Stored data:
-- begin --

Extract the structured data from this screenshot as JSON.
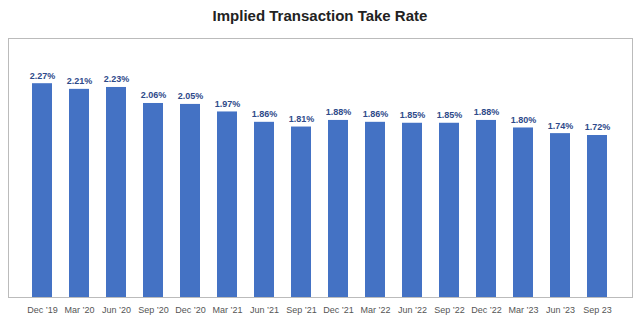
{
  "chart_data": {
    "type": "bar",
    "title": "Implied Transaction Take Rate",
    "categories": [
      "Dec ’19",
      "Mar ’20",
      "Jun ’20",
      "Sep ’20",
      "Dec ’20",
      "Mar ’21",
      "Jun ’21",
      "Sep ’21",
      "Dec ’21",
      "Mar ’22",
      "Jun ’22",
      "Sep ’22",
      "Dec ’22",
      "Mar ’23",
      "Jun ’23",
      "Sep 23"
    ],
    "values": [
      2.27,
      2.21,
      2.23,
      2.06,
      2.05,
      1.97,
      1.86,
      1.81,
      1.88,
      1.86,
      1.85,
      1.85,
      1.88,
      1.8,
      1.74,
      1.72
    ],
    "value_labels": [
      "2.27%",
      "2.21%",
      "2.23%",
      "2.06%",
      "2.05%",
      "1.97%",
      "1.86%",
      "1.81%",
      "1.88%",
      "1.86%",
      "1.85%",
      "1.85%",
      "1.88%",
      "1.80%",
      "1.74%",
      "1.72%"
    ],
    "color": "#4472C4",
    "ylim": [
      0,
      2.75
    ],
    "data_labels": true,
    "tick_labels": "x",
    "grid": false
  }
}
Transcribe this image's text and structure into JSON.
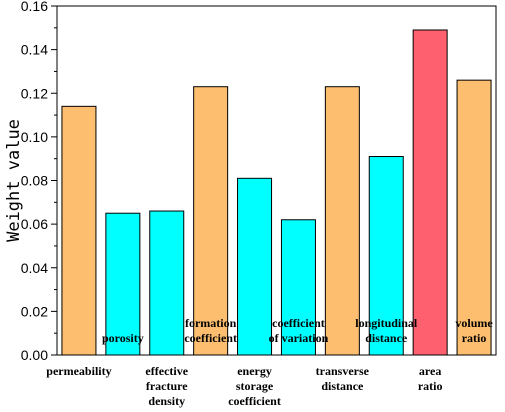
{
  "chart_data": {
    "type": "bar",
    "title": "",
    "xlabel": "",
    "ylabel": "Weight value",
    "ylim": [
      0,
      0.16
    ],
    "yticks": [
      "0.00",
      "0.02",
      "0.04",
      "0.06",
      "0.08",
      "0.10",
      "0.12",
      "0.14",
      "0.16"
    ],
    "categories": [
      {
        "lines": [
          "permeability"
        ],
        "position": "below"
      },
      {
        "lines": [
          "porosity"
        ],
        "position": "inside"
      },
      {
        "lines": [
          "effective",
          "fracture",
          "density"
        ],
        "position": "below"
      },
      {
        "lines": [
          "formation",
          "coefficient"
        ],
        "position": "inside"
      },
      {
        "lines": [
          "energy",
          "storage",
          "coefficient"
        ],
        "position": "below"
      },
      {
        "lines": [
          "coefficient",
          "of variation"
        ],
        "position": "inside"
      },
      {
        "lines": [
          "transverse",
          "distance"
        ],
        "position": "below"
      },
      {
        "lines": [
          "longitudinal",
          "distance"
        ],
        "position": "inside"
      },
      {
        "lines": [
          "area",
          "ratio"
        ],
        "position": "below"
      },
      {
        "lines": [
          "volume",
          "ratio"
        ],
        "position": "inside"
      }
    ],
    "values": [
      0.114,
      0.065,
      0.066,
      0.123,
      0.081,
      0.062,
      0.123,
      0.091,
      0.149,
      0.126
    ],
    "bar_colors": [
      "#FDBF6F",
      "#00FFFF",
      "#00FFFF",
      "#FDBF6F",
      "#00FFFF",
      "#00FFFF",
      "#FDBF6F",
      "#00FFFF",
      "#FF6070",
      "#FDBF6F"
    ],
    "grid": false,
    "legend": "none"
  }
}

-- end --

TASK GOAL: Copy the material shown above in full and exactly. Skip the pictures.

COMPLETED TASK:
Extract the structured data from this screenshot as JSON.
{
  "chart_data": {
    "type": "bar",
    "title": "Implied Transaction Take Rate",
    "categories": [
      "Dec ’19",
      "Mar ’20",
      "Jun ’20",
      "Sep ’20",
      "Dec ’20",
      "Mar ’21",
      "Jun ’21",
      "Sep ’21",
      "Dec ’21",
      "Mar ’22",
      "Jun ’22",
      "Sep ’22",
      "Dec ’22",
      "Mar ’23",
      "Jun ’23",
      "Sep 23"
    ],
    "values": [
      2.27,
      2.21,
      2.23,
      2.06,
      2.05,
      1.97,
      1.86,
      1.81,
      1.88,
      1.86,
      1.85,
      1.85,
      1.88,
      1.8,
      1.74,
      1.72
    ],
    "value_labels": [
      "2.27%",
      "2.21%",
      "2.23%",
      "2.06%",
      "2.05%",
      "1.97%",
      "1.86%",
      "1.81%",
      "1.88%",
      "1.86%",
      "1.85%",
      "1.85%",
      "1.88%",
      "1.80%",
      "1.74%",
      "1.72%"
    ],
    "color": "#4472C4",
    "ylim": [
      0,
      2.75
    ],
    "data_labels": true,
    "tick_labels": "x",
    "grid": false
  }
}
Transcribe this image's text and structure into JSON.
{
  "chart_data": {
    "type": "bar",
    "title": "",
    "xlabel": "",
    "ylabel": "Weight value",
    "ylim": [
      0,
      0.16
    ],
    "yticks": [
      "0.00",
      "0.02",
      "0.04",
      "0.06",
      "0.08",
      "0.10",
      "0.12",
      "0.14",
      "0.16"
    ],
    "categories": [
      {
        "lines": [
          "permeability"
        ],
        "position": "below"
      },
      {
        "lines": [
          "porosity"
        ],
        "position": "inside"
      },
      {
        "lines": [
          "effective",
          "fracture",
          "density"
        ],
        "position": "below"
      },
      {
        "lines": [
          "formation",
          "coefficient"
        ],
        "position": "inside"
      },
      {
        "lines": [
          "energy",
          "storage",
          "coefficient"
        ],
        "position": "below"
      },
      {
        "lines": [
          "coefficient",
          "of variation"
        ],
        "position": "inside"
      },
      {
        "lines": [
          "transverse",
          "distance"
        ],
        "position": "below"
      },
      {
        "lines": [
          "longitudinal",
          "distance"
        ],
        "position": "inside"
      },
      {
        "lines": [
          "area",
          "ratio"
        ],
        "position": "below"
      },
      {
        "lines": [
          "volume",
          "ratio"
        ],
        "position": "inside"
      }
    ],
    "values": [
      0.114,
      0.065,
      0.066,
      0.123,
      0.081,
      0.062,
      0.123,
      0.091,
      0.149,
      0.126
    ],
    "bar_colors": [
      "#FDBF6F",
      "#00FFFF",
      "#00FFFF",
      "#FDBF6F",
      "#00FFFF",
      "#00FFFF",
      "#FDBF6F",
      "#00FFFF",
      "#FF6070",
      "#FDBF6F"
    ],
    "grid": false,
    "legend": "none"
  }
}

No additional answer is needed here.